**Work required:** Select the lines below containing the word "북끄지수".

**Dataset content:**
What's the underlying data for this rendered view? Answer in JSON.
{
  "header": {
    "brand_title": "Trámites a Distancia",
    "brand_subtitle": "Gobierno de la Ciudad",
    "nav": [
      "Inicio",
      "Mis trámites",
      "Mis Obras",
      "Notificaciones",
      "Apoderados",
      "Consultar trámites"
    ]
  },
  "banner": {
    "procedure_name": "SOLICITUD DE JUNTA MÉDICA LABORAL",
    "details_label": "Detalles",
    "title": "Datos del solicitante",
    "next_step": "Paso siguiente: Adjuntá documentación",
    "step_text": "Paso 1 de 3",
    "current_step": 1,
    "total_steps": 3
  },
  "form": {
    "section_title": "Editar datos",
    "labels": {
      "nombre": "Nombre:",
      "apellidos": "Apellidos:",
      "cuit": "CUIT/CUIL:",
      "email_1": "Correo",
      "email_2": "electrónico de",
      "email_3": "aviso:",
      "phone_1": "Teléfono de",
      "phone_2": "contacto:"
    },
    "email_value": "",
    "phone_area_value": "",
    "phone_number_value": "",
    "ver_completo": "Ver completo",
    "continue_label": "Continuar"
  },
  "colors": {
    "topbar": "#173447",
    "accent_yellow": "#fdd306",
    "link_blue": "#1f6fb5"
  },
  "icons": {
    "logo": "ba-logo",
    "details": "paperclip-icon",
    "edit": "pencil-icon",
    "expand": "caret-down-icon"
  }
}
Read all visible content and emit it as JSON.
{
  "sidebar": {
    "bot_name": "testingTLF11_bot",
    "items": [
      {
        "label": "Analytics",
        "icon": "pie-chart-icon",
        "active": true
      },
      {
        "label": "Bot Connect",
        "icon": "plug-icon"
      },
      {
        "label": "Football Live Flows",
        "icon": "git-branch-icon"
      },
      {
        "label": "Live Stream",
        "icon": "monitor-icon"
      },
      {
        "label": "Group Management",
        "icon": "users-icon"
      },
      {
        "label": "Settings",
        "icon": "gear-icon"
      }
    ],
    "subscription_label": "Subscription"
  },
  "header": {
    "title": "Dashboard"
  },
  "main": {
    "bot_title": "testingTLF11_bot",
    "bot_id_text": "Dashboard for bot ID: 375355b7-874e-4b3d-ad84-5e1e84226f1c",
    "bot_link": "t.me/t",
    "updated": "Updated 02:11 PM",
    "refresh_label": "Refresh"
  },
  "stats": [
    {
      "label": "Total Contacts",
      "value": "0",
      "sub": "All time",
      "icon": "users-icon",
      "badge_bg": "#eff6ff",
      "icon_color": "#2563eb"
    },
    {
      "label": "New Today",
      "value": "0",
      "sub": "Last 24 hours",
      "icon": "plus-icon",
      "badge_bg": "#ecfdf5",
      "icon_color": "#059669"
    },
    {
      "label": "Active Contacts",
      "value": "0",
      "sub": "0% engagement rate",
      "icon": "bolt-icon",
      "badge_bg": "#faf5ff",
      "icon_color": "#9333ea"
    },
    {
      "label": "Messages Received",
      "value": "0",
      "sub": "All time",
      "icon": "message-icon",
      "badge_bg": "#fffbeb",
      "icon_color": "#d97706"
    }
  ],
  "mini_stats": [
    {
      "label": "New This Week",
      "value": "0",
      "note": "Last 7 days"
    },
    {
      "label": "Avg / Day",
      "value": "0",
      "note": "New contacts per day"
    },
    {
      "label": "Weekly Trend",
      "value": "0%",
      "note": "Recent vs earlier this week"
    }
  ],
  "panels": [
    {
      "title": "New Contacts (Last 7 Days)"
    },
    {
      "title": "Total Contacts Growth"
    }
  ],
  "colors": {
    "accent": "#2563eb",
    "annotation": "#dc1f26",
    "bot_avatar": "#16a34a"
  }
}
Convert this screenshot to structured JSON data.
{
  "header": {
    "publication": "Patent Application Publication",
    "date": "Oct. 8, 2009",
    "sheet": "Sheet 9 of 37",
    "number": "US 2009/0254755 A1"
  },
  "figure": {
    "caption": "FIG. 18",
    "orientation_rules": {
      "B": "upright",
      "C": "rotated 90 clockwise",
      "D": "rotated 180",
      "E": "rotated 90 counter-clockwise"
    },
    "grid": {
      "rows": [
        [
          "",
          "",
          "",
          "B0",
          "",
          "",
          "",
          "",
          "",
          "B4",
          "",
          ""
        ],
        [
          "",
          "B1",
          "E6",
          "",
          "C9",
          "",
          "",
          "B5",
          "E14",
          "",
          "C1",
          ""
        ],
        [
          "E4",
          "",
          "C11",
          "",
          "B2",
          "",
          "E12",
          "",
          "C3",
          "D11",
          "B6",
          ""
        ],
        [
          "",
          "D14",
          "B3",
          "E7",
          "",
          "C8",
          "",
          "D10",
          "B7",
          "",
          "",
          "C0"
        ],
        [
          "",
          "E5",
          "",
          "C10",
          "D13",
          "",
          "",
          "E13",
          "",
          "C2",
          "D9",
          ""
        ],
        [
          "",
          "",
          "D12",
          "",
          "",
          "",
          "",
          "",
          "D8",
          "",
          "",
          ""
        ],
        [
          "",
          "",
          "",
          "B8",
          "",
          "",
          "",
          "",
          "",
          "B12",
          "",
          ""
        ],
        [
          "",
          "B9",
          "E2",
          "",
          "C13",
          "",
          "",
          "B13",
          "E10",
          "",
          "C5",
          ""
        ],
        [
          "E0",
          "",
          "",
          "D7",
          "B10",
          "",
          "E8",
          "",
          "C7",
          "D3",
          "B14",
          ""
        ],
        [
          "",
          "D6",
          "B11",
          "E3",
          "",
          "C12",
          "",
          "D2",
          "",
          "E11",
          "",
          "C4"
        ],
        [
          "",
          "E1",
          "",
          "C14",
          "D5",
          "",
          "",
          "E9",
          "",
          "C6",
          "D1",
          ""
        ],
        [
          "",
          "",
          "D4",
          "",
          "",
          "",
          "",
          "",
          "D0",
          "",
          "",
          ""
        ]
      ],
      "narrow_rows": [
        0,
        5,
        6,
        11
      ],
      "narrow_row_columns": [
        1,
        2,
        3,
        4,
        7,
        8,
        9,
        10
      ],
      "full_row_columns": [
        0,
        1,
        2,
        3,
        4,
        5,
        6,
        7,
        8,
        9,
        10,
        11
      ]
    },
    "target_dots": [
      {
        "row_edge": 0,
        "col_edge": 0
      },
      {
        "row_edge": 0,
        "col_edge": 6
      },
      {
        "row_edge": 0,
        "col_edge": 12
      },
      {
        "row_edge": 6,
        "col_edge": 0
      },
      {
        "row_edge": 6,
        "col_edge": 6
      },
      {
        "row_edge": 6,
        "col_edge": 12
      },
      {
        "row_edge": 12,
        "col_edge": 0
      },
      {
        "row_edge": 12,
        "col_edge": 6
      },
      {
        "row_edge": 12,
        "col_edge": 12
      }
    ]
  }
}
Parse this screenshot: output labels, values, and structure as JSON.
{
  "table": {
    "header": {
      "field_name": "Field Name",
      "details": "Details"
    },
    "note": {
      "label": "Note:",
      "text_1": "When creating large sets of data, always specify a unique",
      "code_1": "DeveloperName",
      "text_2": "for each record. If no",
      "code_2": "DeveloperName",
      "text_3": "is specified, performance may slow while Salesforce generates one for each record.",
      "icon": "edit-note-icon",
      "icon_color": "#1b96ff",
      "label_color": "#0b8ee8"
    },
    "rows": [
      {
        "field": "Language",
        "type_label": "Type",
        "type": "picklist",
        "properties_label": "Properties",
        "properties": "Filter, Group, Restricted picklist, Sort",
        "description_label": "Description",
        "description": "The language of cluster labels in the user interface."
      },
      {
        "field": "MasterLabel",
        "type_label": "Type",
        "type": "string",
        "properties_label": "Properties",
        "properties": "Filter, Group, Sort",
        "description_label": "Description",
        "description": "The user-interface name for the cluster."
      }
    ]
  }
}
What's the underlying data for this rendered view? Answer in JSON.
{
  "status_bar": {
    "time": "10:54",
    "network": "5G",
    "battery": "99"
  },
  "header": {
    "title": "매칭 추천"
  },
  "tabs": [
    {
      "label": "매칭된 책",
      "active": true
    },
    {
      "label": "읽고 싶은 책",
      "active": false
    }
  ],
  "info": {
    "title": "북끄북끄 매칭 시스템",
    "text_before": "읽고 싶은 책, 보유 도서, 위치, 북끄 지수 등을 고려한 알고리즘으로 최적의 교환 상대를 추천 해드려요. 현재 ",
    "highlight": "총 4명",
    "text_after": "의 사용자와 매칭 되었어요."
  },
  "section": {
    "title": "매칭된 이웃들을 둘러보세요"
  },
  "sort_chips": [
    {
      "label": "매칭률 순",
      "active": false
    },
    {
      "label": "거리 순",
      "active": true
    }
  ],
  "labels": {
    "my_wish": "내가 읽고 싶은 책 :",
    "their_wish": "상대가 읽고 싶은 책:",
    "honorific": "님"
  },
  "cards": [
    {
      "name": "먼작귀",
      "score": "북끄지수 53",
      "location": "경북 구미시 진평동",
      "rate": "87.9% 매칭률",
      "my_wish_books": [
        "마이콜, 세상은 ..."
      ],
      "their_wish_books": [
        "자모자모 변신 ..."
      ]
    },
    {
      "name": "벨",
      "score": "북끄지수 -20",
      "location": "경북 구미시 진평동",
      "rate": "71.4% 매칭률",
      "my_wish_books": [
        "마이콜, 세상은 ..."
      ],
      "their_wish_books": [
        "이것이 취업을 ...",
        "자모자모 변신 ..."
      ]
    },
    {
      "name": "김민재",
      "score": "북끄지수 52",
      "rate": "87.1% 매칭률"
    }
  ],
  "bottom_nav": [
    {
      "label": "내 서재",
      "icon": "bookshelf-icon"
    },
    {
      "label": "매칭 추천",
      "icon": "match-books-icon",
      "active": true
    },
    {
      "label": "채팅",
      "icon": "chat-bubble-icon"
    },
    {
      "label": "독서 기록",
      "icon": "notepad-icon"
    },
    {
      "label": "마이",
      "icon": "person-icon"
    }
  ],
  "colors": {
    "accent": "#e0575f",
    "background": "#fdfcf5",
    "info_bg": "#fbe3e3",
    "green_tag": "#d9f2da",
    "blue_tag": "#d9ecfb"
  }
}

**Response to this task:**
      "score": "북끄지수 53",
      "score": "북끄지수 -20",
      "score": "북끄지수 52",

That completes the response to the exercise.